*Given instruction*. Copy every line of the data that contains the string "JSON".

*Available records*.
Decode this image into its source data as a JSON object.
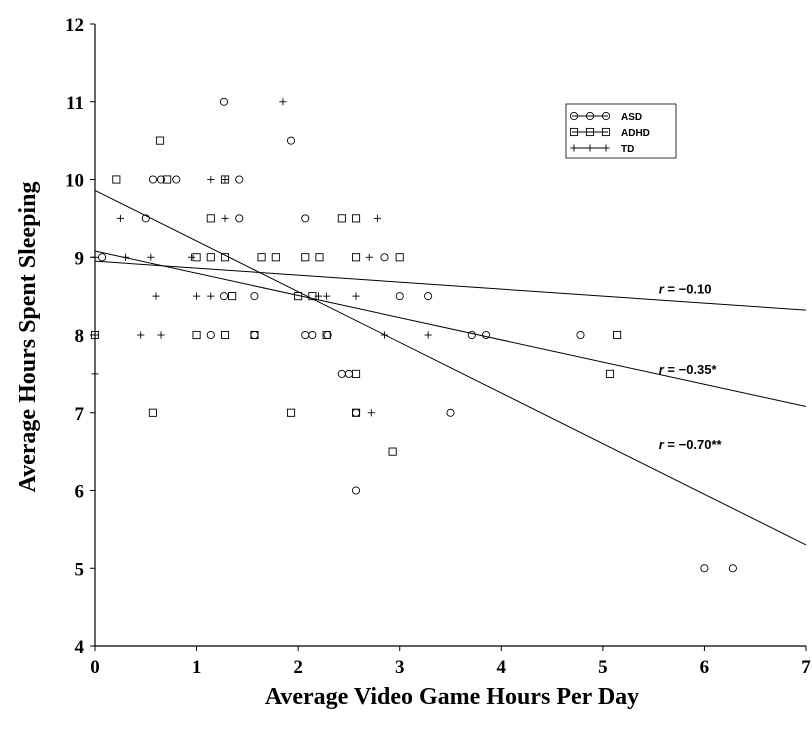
{
  "chart_data": {
    "type": "scatter",
    "title": "",
    "xlabel": "Average Video Game Hours Per Day",
    "ylabel": "Average Hours Spent Sleeping",
    "xlim": [
      0,
      7
    ],
    "ylim": [
      4,
      12
    ],
    "xticks": [
      "0",
      "1",
      "2",
      "3",
      "4",
      "5",
      "6",
      "7"
    ],
    "yticks": [
      "4",
      "5",
      "6",
      "7",
      "8",
      "9",
      "10",
      "11",
      "12"
    ],
    "grid": false,
    "legend_position": "top-right",
    "series": [
      {
        "name": "ASD",
        "marker": "circle",
        "points": [
          [
            0.07,
            9
          ],
          [
            0.57,
            10
          ],
          [
            0.65,
            10
          ],
          [
            0.8,
            10
          ],
          [
            1.27,
            11
          ],
          [
            1.42,
            10
          ],
          [
            0.5,
            9.5
          ],
          [
            1.42,
            9.5
          ],
          [
            2.07,
            9.5
          ],
          [
            1.93,
            10.5
          ],
          [
            1.27,
            8.5
          ],
          [
            1.57,
            8.5
          ],
          [
            1.14,
            8
          ],
          [
            1.57,
            8
          ],
          [
            2.07,
            8
          ],
          [
            2.14,
            8
          ],
          [
            2.29,
            8
          ],
          [
            2.43,
            7.5
          ],
          [
            2.5,
            7.5
          ],
          [
            2.57,
            7
          ],
          [
            2.57,
            6
          ],
          [
            2.85,
            9
          ],
          [
            3.0,
            8.5
          ],
          [
            3.28,
            8.5
          ],
          [
            3.5,
            7
          ],
          [
            3.71,
            8
          ],
          [
            3.85,
            8
          ],
          [
            4.78,
            8
          ],
          [
            6.0,
            5
          ],
          [
            6.28,
            5
          ]
        ]
      },
      {
        "name": "ADHD",
        "marker": "square",
        "points": [
          [
            0.0,
            8
          ],
          [
            0.21,
            10
          ],
          [
            0.57,
            7
          ],
          [
            0.64,
            10.5
          ],
          [
            0.71,
            10
          ],
          [
            1.0,
            9
          ],
          [
            1.0,
            8
          ],
          [
            1.14,
            9.5
          ],
          [
            1.14,
            9
          ],
          [
            1.28,
            10
          ],
          [
            1.28,
            9
          ],
          [
            1.28,
            8
          ],
          [
            1.35,
            8.5
          ],
          [
            1.57,
            8
          ],
          [
            1.64,
            9
          ],
          [
            1.78,
            9
          ],
          [
            1.93,
            7
          ],
          [
            2.0,
            8.5
          ],
          [
            2.07,
            9
          ],
          [
            2.14,
            8.5
          ],
          [
            2.21,
            9
          ],
          [
            2.28,
            8
          ],
          [
            2.43,
            9.5
          ],
          [
            2.57,
            9.5
          ],
          [
            2.57,
            9
          ],
          [
            2.57,
            7.5
          ],
          [
            2.57,
            7
          ],
          [
            2.93,
            6.5
          ],
          [
            3.0,
            9
          ],
          [
            5.07,
            7.5
          ],
          [
            5.14,
            8
          ]
        ]
      },
      {
        "name": "TD",
        "marker": "plus",
        "points": [
          [
            0.0,
            9
          ],
          [
            0.0,
            7.5
          ],
          [
            0.0,
            8
          ],
          [
            0.25,
            9.5
          ],
          [
            0.3,
            9
          ],
          [
            0.45,
            8
          ],
          [
            0.55,
            9
          ],
          [
            0.6,
            8.5
          ],
          [
            0.65,
            8
          ],
          [
            0.95,
            9
          ],
          [
            1.0,
            8.5
          ],
          [
            1.14,
            10
          ],
          [
            1.14,
            8.5
          ],
          [
            1.28,
            9.5
          ],
          [
            1.28,
            10
          ],
          [
            1.85,
            11
          ],
          [
            2.28,
            8.5
          ],
          [
            2.7,
            9
          ],
          [
            2.72,
            7
          ],
          [
            2.78,
            9.5
          ],
          [
            2.85,
            8
          ],
          [
            3.28,
            8
          ],
          [
            2.57,
            8.5
          ],
          [
            2.2,
            8.5
          ]
        ]
      }
    ],
    "fit_lines": [
      {
        "label": "r = −0.10",
        "r_letter": "r",
        "r_value": " = −0.10",
        "x": [
          0,
          7
        ],
        "y": [
          8.95,
          8.32
        ]
      },
      {
        "label": "r = −0.35*",
        "r_letter": "r",
        "r_value": " = −0.35*",
        "x": [
          0,
          7
        ],
        "y": [
          9.08,
          7.08
        ]
      },
      {
        "label": "r = −0.70**",
        "r_letter": "r",
        "r_value": " = −0.70**",
        "x": [
          0,
          7
        ],
        "y": [
          9.86,
          5.3
        ]
      }
    ]
  }
}
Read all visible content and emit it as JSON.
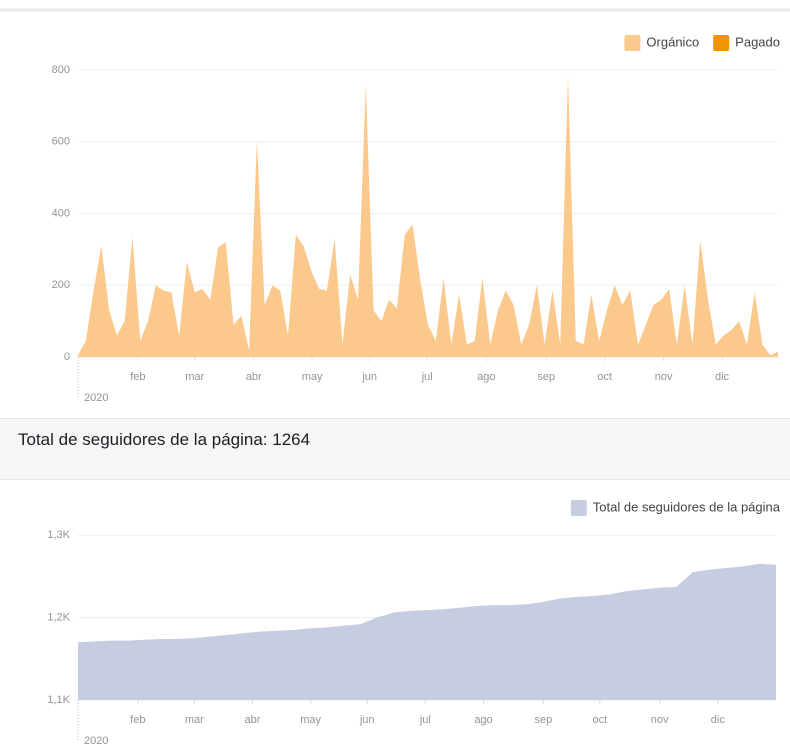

*Result of the exercise*.
Decode this image into its source data as a JSON object.
Read all visible content and emit it as JSON.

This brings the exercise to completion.